YOUR OBJECTIVE: Work through the data and report how many lines include the string "name", giving the number alone.
┄┄┄┄┄┄┄┄┄┄
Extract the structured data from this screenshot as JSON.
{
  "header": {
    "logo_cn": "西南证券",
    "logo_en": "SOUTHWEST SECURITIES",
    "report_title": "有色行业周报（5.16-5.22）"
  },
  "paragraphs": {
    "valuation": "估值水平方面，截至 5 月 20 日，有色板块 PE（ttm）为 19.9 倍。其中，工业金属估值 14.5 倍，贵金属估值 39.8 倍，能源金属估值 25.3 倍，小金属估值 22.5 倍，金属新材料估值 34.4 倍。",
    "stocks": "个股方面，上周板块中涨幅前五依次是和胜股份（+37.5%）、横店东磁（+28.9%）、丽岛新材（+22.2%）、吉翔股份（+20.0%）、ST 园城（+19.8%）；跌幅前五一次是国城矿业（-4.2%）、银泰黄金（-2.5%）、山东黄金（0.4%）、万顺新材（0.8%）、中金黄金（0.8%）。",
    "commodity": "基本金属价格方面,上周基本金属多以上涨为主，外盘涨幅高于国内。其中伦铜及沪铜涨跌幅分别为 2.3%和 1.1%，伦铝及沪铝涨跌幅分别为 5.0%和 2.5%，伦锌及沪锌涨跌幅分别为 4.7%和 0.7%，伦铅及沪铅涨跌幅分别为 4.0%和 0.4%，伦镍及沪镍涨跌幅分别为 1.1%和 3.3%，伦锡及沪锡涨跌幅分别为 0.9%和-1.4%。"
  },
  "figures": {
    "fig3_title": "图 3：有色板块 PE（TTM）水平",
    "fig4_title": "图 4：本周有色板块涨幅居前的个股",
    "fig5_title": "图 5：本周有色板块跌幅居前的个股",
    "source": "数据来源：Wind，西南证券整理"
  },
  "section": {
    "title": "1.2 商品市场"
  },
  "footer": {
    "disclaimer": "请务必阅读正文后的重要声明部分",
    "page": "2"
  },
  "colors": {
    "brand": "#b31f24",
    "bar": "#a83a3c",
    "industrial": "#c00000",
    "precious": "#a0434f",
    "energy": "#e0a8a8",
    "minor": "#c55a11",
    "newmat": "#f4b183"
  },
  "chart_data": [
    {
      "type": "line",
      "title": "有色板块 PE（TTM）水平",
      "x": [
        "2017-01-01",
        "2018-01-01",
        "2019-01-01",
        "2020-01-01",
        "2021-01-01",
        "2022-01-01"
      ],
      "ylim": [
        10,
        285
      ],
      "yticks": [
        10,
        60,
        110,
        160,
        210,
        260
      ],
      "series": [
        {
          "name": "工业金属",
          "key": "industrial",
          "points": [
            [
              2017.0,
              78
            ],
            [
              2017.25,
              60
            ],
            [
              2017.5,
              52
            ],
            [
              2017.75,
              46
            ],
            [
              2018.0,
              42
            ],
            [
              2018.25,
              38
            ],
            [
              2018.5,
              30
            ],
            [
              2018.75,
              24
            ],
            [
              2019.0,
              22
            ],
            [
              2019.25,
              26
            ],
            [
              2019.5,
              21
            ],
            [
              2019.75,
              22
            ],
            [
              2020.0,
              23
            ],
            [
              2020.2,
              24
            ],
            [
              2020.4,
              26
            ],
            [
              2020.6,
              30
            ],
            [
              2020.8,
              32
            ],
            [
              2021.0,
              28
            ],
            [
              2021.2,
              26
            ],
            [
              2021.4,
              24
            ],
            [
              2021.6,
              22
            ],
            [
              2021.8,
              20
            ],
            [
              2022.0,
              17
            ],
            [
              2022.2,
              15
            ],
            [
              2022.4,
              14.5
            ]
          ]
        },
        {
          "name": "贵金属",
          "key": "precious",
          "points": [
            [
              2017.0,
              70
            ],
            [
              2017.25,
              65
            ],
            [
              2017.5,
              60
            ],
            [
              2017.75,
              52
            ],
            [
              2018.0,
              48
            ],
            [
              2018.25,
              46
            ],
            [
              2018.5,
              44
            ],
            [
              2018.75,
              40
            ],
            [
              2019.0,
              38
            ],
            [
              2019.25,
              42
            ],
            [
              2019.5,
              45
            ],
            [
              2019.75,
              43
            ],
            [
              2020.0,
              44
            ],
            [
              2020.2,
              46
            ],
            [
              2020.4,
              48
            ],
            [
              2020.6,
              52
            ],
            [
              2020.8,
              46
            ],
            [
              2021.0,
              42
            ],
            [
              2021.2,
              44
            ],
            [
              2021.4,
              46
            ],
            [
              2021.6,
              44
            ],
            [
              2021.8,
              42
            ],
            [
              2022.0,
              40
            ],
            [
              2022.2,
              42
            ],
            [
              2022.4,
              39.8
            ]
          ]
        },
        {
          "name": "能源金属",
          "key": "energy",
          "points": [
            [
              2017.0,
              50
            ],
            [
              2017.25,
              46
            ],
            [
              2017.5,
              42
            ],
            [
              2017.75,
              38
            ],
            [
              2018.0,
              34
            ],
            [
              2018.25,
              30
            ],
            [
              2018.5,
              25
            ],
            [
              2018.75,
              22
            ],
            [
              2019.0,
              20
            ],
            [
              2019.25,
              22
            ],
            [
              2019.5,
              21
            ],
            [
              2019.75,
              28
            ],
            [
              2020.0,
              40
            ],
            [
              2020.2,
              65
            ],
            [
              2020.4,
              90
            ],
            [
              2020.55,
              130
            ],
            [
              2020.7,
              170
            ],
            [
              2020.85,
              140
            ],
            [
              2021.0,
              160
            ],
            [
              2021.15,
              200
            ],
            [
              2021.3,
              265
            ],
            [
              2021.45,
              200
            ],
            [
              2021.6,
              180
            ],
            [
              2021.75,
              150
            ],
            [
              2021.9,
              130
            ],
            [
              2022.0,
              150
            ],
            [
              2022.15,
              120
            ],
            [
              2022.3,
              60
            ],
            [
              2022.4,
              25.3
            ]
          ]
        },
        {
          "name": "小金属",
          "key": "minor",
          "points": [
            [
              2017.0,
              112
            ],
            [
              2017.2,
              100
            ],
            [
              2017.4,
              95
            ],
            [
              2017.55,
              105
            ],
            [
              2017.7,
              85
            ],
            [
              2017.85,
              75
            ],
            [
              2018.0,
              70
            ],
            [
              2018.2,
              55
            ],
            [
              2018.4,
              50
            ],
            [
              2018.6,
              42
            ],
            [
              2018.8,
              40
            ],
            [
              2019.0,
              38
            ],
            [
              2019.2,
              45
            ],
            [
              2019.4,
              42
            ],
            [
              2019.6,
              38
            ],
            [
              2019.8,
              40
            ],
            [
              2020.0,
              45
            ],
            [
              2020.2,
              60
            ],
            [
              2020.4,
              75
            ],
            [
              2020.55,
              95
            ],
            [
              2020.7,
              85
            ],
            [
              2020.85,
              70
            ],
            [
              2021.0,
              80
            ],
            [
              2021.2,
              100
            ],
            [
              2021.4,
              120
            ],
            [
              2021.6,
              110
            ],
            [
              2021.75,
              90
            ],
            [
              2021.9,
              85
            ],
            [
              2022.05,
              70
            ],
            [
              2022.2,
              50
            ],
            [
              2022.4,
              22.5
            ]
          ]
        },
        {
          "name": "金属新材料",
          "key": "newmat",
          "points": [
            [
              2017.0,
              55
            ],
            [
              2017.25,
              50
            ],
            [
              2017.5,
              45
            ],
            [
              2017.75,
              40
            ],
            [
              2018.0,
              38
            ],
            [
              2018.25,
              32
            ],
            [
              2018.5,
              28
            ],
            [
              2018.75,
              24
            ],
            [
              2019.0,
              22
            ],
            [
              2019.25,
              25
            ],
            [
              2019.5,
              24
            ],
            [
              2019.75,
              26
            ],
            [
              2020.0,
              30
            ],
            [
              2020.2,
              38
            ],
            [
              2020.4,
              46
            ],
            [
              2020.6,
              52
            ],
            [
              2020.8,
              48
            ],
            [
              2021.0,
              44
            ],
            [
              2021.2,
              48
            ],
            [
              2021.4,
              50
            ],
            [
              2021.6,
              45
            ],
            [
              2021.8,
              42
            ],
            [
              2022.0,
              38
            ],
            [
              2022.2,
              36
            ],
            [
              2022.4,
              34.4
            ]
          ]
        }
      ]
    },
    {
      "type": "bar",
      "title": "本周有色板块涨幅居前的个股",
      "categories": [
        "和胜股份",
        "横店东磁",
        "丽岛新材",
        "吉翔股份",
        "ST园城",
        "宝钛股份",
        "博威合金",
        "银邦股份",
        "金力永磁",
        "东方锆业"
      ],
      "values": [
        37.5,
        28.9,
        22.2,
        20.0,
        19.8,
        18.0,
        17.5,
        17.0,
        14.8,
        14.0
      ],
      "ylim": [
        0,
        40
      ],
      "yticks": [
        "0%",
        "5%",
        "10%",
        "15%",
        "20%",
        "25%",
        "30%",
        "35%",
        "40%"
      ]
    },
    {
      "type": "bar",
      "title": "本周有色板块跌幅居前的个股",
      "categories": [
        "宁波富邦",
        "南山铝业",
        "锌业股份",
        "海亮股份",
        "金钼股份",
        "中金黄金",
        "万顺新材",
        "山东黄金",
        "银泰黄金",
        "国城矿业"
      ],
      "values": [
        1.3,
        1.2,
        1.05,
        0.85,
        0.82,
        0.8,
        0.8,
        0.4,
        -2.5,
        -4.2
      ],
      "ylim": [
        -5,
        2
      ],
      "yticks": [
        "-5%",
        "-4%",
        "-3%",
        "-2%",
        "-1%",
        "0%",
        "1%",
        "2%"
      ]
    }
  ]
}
┄┄┄┄┄┄┄┄┄┄
EXERCISE ANSWER: 5